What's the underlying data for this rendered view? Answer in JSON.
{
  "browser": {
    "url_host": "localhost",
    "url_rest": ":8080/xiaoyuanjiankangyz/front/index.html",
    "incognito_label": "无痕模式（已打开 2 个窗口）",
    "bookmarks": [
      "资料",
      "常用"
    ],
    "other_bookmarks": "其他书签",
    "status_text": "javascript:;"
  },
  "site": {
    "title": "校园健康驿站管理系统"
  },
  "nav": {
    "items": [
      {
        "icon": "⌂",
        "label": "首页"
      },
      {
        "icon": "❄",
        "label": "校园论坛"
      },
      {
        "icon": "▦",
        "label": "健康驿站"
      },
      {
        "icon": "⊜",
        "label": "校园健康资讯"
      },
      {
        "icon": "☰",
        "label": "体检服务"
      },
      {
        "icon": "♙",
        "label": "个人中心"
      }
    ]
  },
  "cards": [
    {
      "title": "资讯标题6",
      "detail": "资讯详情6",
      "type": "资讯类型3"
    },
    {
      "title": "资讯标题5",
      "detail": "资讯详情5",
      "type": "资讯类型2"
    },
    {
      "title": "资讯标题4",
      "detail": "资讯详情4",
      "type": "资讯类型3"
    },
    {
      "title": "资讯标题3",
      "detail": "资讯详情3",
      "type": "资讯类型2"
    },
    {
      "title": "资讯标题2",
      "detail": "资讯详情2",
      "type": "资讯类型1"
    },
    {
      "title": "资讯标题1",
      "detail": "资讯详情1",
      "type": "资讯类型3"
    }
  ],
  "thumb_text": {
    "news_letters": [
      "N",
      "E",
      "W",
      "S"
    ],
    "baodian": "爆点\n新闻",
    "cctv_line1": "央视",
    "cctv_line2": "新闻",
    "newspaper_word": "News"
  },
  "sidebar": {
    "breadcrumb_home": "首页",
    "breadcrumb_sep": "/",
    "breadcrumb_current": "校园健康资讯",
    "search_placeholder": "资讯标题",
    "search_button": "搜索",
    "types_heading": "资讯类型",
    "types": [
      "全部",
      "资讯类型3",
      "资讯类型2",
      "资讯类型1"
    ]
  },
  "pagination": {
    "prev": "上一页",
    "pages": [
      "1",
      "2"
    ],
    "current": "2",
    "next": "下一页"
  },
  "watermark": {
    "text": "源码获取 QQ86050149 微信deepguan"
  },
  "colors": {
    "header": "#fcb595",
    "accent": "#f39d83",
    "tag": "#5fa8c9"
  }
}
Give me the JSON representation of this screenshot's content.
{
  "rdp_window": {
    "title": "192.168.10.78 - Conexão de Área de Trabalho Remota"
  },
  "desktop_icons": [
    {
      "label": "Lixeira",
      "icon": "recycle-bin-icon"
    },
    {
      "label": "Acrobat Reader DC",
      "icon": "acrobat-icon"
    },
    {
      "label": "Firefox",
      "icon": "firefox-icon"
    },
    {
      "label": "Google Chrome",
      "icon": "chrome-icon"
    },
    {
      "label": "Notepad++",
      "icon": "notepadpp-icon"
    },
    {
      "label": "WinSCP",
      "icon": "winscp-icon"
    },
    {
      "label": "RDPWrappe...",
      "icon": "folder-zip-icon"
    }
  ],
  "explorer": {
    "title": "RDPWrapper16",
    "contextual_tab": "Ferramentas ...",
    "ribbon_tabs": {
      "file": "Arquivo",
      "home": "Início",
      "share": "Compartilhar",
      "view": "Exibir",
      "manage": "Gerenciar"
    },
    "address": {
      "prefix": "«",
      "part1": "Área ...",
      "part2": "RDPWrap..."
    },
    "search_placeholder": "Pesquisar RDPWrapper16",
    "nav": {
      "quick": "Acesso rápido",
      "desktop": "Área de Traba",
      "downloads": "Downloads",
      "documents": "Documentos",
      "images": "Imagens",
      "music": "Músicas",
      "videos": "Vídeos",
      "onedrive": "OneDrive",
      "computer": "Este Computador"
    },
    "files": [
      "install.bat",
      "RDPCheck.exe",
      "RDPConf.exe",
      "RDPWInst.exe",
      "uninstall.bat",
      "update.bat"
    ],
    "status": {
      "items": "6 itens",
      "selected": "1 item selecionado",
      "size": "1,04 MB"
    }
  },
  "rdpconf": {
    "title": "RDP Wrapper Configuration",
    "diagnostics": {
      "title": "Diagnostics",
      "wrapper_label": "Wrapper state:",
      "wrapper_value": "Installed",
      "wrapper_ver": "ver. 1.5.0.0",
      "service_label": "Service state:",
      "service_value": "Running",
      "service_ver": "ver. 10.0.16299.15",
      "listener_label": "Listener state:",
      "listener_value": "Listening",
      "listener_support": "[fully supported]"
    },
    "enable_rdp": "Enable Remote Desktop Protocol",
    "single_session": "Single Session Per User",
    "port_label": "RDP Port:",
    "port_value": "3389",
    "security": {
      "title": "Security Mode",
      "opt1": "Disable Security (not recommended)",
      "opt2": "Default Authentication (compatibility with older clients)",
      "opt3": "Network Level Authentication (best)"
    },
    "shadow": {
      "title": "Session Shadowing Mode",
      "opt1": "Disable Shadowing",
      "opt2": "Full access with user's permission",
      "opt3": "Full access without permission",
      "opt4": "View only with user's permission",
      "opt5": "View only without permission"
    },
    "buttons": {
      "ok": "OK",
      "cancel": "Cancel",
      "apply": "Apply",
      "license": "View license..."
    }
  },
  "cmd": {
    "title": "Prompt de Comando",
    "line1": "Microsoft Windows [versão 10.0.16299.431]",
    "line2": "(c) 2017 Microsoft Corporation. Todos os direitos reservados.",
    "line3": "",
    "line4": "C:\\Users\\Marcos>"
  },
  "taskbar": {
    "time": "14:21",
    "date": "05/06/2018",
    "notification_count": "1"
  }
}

◆ ◆ ◆ ◆ ◆

## Your instructions
Select from the material above each line in which the string "Mode" appears, and list those lines.

## Answer
      "title": "Security Mode",
      "title": "Session Shadowing Mode",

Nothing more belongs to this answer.